*Written instruction*. Scan the data beneath this task and copy each line that includes "Trend".

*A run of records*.
-*-

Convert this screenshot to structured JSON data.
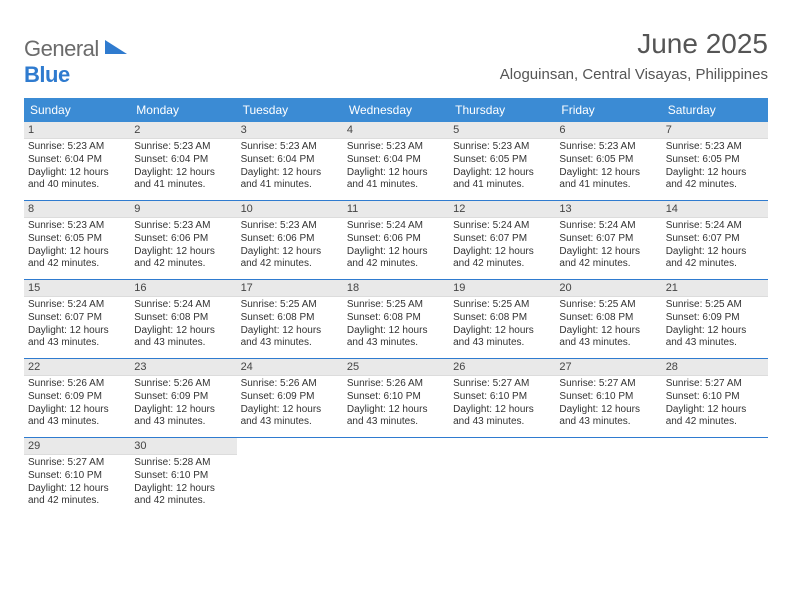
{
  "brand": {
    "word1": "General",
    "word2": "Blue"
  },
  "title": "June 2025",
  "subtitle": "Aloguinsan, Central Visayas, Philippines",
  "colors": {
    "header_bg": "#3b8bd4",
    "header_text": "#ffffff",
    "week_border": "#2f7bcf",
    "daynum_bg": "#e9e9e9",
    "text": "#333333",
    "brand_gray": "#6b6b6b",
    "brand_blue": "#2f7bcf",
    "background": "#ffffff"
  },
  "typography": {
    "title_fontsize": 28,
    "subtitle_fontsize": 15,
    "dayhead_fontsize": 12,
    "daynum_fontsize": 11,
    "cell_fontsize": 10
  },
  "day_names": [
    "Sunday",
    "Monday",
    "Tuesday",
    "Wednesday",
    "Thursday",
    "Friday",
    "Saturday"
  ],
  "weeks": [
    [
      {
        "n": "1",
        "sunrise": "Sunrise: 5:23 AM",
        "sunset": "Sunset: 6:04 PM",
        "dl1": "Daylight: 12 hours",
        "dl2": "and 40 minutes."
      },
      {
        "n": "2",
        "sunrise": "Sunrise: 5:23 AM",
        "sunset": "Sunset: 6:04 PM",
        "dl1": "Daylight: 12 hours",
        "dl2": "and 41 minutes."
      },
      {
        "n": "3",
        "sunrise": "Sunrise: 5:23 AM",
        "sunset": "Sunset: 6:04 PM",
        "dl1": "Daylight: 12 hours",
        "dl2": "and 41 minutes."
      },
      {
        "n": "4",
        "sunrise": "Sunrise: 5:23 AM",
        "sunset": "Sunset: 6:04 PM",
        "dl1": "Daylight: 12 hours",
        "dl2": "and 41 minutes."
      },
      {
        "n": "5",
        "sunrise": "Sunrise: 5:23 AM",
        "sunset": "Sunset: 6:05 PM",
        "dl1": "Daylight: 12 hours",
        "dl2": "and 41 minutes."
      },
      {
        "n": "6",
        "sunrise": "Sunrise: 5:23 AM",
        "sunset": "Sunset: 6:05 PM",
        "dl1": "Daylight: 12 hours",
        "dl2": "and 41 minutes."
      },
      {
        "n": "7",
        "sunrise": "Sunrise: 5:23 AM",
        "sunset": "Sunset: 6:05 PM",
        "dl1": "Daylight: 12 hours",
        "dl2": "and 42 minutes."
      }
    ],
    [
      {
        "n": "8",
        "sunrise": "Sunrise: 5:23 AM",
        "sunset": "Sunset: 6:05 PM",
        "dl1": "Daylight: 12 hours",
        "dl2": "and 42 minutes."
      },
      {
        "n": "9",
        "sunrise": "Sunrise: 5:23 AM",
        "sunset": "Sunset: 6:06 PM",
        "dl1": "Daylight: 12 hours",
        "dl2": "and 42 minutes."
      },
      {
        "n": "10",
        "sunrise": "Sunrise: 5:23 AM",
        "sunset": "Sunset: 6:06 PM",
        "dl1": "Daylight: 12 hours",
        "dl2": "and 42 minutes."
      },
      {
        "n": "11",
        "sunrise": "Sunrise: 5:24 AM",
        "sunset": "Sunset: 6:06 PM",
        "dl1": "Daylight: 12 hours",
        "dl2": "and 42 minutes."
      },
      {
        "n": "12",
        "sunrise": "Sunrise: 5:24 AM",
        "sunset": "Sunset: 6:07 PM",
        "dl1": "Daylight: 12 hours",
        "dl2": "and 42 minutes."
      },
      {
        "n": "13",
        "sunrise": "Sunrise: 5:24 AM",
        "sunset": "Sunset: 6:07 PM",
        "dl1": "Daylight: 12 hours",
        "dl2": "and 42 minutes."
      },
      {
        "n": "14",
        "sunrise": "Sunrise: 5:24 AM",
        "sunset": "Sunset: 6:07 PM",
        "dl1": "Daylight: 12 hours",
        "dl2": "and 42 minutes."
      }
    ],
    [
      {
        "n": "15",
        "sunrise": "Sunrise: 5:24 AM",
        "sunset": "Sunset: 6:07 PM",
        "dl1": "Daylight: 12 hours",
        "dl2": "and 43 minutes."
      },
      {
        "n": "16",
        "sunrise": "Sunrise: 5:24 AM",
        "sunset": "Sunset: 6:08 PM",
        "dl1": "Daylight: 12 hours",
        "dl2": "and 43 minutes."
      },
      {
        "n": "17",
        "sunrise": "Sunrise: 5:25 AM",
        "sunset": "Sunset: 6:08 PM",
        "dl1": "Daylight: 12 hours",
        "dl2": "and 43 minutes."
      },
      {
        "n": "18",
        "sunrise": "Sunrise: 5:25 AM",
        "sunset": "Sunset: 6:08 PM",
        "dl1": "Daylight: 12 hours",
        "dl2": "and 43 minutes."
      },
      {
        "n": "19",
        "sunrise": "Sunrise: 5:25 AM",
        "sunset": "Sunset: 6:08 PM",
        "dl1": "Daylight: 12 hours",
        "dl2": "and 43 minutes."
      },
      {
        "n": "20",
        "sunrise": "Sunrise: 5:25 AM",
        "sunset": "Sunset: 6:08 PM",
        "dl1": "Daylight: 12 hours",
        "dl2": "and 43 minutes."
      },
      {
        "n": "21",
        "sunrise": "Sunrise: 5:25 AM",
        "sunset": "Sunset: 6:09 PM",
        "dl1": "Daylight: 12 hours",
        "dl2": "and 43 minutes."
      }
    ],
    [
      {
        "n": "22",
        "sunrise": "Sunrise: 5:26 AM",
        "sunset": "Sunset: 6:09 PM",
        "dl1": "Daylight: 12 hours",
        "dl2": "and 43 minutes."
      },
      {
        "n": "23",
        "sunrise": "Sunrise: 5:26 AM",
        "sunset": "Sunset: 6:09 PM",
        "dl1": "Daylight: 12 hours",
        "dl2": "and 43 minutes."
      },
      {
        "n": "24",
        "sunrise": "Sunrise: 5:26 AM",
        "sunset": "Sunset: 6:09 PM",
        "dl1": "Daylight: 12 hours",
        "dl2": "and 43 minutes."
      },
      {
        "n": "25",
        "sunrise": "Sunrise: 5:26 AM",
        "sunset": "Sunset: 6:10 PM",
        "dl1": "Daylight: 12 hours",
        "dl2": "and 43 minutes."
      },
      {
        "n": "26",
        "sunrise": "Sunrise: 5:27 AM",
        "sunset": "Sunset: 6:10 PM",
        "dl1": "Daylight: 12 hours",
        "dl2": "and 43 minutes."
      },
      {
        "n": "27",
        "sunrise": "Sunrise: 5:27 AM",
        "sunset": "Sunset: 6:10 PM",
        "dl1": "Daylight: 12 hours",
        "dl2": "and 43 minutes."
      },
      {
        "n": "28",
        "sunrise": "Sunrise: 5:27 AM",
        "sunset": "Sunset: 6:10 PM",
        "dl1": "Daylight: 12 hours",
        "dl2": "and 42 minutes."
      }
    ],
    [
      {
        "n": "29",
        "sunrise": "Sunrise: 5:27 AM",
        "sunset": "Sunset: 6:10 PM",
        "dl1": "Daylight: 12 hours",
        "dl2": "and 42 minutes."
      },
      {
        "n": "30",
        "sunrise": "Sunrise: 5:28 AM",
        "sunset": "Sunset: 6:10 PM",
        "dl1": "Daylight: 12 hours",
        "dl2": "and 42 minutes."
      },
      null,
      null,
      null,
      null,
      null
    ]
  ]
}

-*-

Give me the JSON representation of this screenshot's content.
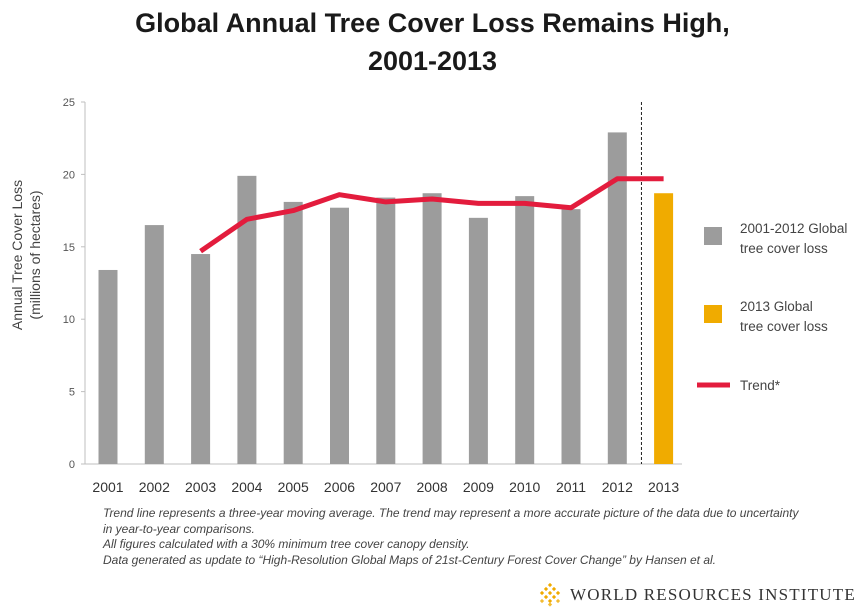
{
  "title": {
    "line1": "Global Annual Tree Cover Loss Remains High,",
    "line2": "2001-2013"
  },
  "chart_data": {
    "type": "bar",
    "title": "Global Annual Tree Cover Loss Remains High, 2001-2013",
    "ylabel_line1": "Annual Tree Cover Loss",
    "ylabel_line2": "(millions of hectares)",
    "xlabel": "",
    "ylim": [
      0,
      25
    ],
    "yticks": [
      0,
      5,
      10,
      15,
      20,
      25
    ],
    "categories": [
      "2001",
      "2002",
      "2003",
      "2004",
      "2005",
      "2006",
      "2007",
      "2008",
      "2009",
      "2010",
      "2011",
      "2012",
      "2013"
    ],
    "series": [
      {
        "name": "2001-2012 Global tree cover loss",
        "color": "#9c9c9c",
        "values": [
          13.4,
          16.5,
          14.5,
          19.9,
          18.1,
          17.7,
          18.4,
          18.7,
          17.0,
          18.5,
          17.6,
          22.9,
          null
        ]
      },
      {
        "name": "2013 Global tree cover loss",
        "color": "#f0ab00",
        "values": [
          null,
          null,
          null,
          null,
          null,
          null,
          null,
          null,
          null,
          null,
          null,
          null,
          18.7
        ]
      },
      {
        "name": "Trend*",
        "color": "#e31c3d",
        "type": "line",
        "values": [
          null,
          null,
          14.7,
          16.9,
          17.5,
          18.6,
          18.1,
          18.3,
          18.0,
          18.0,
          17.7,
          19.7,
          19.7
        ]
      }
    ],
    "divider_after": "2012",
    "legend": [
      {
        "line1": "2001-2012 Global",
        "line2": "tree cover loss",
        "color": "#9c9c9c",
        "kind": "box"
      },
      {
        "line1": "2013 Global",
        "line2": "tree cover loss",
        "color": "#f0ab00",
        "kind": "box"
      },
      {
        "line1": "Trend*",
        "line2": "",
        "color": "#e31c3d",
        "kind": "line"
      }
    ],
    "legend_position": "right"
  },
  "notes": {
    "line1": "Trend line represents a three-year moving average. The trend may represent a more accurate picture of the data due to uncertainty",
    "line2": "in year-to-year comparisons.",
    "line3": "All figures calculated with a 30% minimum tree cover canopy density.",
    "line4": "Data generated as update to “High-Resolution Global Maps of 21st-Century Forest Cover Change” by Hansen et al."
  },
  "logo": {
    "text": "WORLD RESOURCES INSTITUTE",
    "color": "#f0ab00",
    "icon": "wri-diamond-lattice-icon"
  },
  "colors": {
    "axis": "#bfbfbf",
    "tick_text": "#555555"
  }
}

-*-

*Result for this task*.
        "name": "Trend*",
        "line1": "Trend*",
    "line1": "Trend line represents a three-year moving average. The trend may represent a more accurate picture of the data due to uncertainty",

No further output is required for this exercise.